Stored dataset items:

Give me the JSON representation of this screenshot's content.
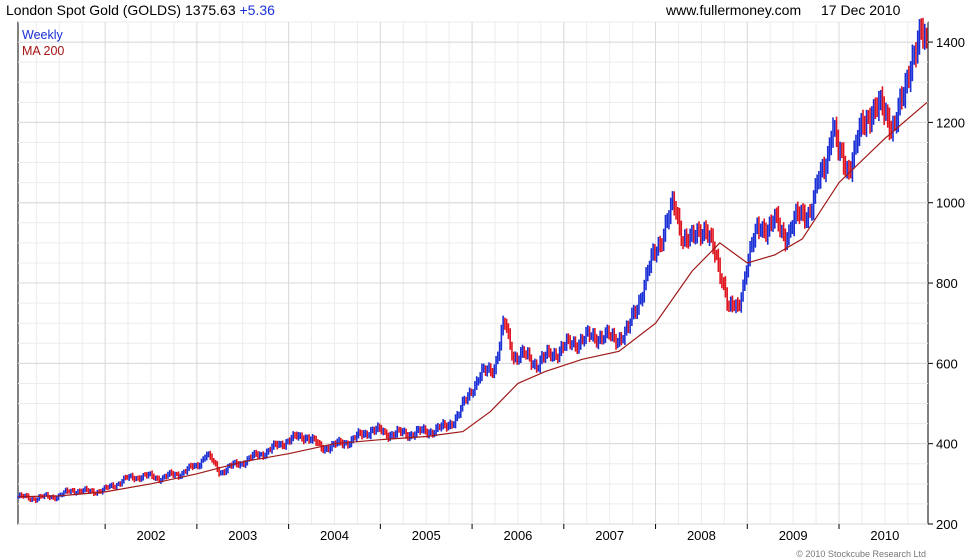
{
  "header": {
    "instrument": "London Spot Gold (GOLDS)",
    "last": "1375.63",
    "change": "+5.36",
    "site": "www.fullermoney.com",
    "date": "17 Dec 2010"
  },
  "legend": {
    "weekly": "Weekly",
    "ma": "MA 200"
  },
  "copyright": "© 2010 Stockcube Research Ltd",
  "colors": {
    "up": "#1a2fd6",
    "down": "#e0141e",
    "ma": "#a01818",
    "grid": "#d8d8d8"
  },
  "chart_data": {
    "type": "line",
    "x_ticks": [
      "2002",
      "2003",
      "2004",
      "2005",
      "2006",
      "2007",
      "2008",
      "2009",
      "2010"
    ],
    "y_ticks": [
      200,
      400,
      600,
      800,
      1000,
      1200,
      1400
    ],
    "ylim": [
      200,
      1450
    ],
    "xlim": [
      2001.05,
      2010.97
    ],
    "grid": true,
    "series": [
      {
        "name": "Weekly",
        "style": "bars",
        "x": [
          2001.05,
          2001.2,
          2001.35,
          2001.5,
          2001.65,
          2001.8,
          2002.0,
          2002.2,
          2002.4,
          2002.6,
          2002.8,
          2003.0,
          2003.1,
          2003.25,
          2003.4,
          2003.6,
          2003.8,
          2004.0,
          2004.2,
          2004.35,
          2004.5,
          2004.7,
          2004.9,
          2005.1,
          2005.3,
          2005.5,
          2005.7,
          2005.85,
          2006.0,
          2006.1,
          2006.25,
          2006.35,
          2006.45,
          2006.55,
          2006.7,
          2006.85,
          2007.0,
          2007.2,
          2007.4,
          2007.55,
          2007.7,
          2007.85,
          2008.0,
          2008.1,
          2008.2,
          2008.3,
          2008.4,
          2008.5,
          2008.55,
          2008.65,
          2008.75,
          2008.8,
          2008.9,
          2009.0,
          2009.1,
          2009.15,
          2009.3,
          2009.4,
          2009.55,
          2009.7,
          2009.85,
          2009.93,
          2010.0,
          2010.1,
          2010.2,
          2010.35,
          2010.45,
          2010.6,
          2010.7,
          2010.8,
          2010.9,
          2010.96
        ],
        "values": [
          268,
          264,
          267,
          270,
          285,
          280,
          285,
          310,
          320,
          315,
          325,
          345,
          375,
          330,
          345,
          365,
          385,
          410,
          420,
          390,
          395,
          410,
          435,
          425,
          425,
          430,
          440,
          470,
          540,
          570,
          595,
          700,
          620,
          620,
          600,
          620,
          640,
          660,
          670,
          660,
          680,
          780,
          880,
          940,
          990,
          920,
          900,
          940,
          940,
          860,
          800,
          740,
          730,
          860,
          920,
          940,
          950,
          920,
          960,
          990,
          1100,
          1200,
          1110,
          1090,
          1150,
          1240,
          1230,
          1200,
          1250,
          1380,
          1410,
          1376
        ]
      },
      {
        "name": "MA 200",
        "style": "line",
        "x": [
          2001.05,
          2001.5,
          2002.0,
          2002.5,
          2003.0,
          2003.5,
          2004.0,
          2004.5,
          2005.0,
          2005.5,
          2005.9,
          2006.2,
          2006.5,
          2006.8,
          2007.2,
          2007.6,
          2008.0,
          2008.4,
          2008.7,
          2009.0,
          2009.3,
          2009.6,
          2010.0,
          2010.5,
          2010.96
        ],
        "values": [
          268,
          270,
          280,
          300,
          325,
          355,
          375,
          400,
          410,
          418,
          430,
          480,
          550,
          580,
          610,
          630,
          700,
          830,
          900,
          850,
          870,
          910,
          1050,
          1160,
          1250
        ]
      }
    ]
  }
}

# Task details
Every line of the material is to be quoted exactly, with no pictures carried over.

# Answer to the exercise
Give me the JSON representation of this screenshot's content.
{
  "header": {
    "instrument": "London Spot Gold (GOLDS)",
    "last": "1375.63",
    "change": "+5.36",
    "site": "www.fullermoney.com",
    "date": "17 Dec 2010"
  },
  "legend": {
    "weekly": "Weekly",
    "ma": "MA 200"
  },
  "copyright": "© 2010 Stockcube Research Ltd",
  "colors": {
    "up": "#1a2fd6",
    "down": "#e0141e",
    "ma": "#a01818",
    "grid": "#d8d8d8"
  },
  "chart_data": {
    "type": "line",
    "x_ticks": [
      "2002",
      "2003",
      "2004",
      "2005",
      "2006",
      "2007",
      "2008",
      "2009",
      "2010"
    ],
    "y_ticks": [
      200,
      400,
      600,
      800,
      1000,
      1200,
      1400
    ],
    "ylim": [
      200,
      1450
    ],
    "xlim": [
      2001.05,
      2010.97
    ],
    "grid": true,
    "series": [
      {
        "name": "Weekly",
        "style": "bars",
        "x": [
          2001.05,
          2001.2,
          2001.35,
          2001.5,
          2001.65,
          2001.8,
          2002.0,
          2002.2,
          2002.4,
          2002.6,
          2002.8,
          2003.0,
          2003.1,
          2003.25,
          2003.4,
          2003.6,
          2003.8,
          2004.0,
          2004.2,
          2004.35,
          2004.5,
          2004.7,
          2004.9,
          2005.1,
          2005.3,
          2005.5,
          2005.7,
          2005.85,
          2006.0,
          2006.1,
          2006.25,
          2006.35,
          2006.45,
          2006.55,
          2006.7,
          2006.85,
          2007.0,
          2007.2,
          2007.4,
          2007.55,
          2007.7,
          2007.85,
          2008.0,
          2008.1,
          2008.2,
          2008.3,
          2008.4,
          2008.5,
          2008.55,
          2008.65,
          2008.75,
          2008.8,
          2008.9,
          2009.0,
          2009.1,
          2009.15,
          2009.3,
          2009.4,
          2009.55,
          2009.7,
          2009.85,
          2009.93,
          2010.0,
          2010.1,
          2010.2,
          2010.35,
          2010.45,
          2010.6,
          2010.7,
          2010.8,
          2010.9,
          2010.96
        ],
        "values": [
          268,
          264,
          267,
          270,
          285,
          280,
          285,
          310,
          320,
          315,
          325,
          345,
          375,
          330,
          345,
          365,
          385,
          410,
          420,
          390,
          395,
          410,
          435,
          425,
          425,
          430,
          440,
          470,
          540,
          570,
          595,
          700,
          620,
          620,
          600,
          620,
          640,
          660,
          670,
          660,
          680,
          780,
          880,
          940,
          990,
          920,
          900,
          940,
          940,
          860,
          800,
          740,
          730,
          860,
          920,
          940,
          950,
          920,
          960,
          990,
          1100,
          1200,
          1110,
          1090,
          1150,
          1240,
          1230,
          1200,
          1250,
          1380,
          1410,
          1376
        ]
      },
      {
        "name": "MA 200",
        "style": "line",
        "x": [
          2001.05,
          2001.5,
          2002.0,
          2002.5,
          2003.0,
          2003.5,
          2004.0,
          2004.5,
          2005.0,
          2005.5,
          2005.9,
          2006.2,
          2006.5,
          2006.8,
          2007.2,
          2007.6,
          2008.0,
          2008.4,
          2008.7,
          2009.0,
          2009.3,
          2009.6,
          2010.0,
          2010.5,
          2010.96
        ],
        "values": [
          268,
          270,
          280,
          300,
          325,
          355,
          375,
          400,
          410,
          418,
          430,
          480,
          550,
          580,
          610,
          630,
          700,
          830,
          900,
          850,
          870,
          910,
          1050,
          1160,
          1250
        ]
      }
    ]
  }
}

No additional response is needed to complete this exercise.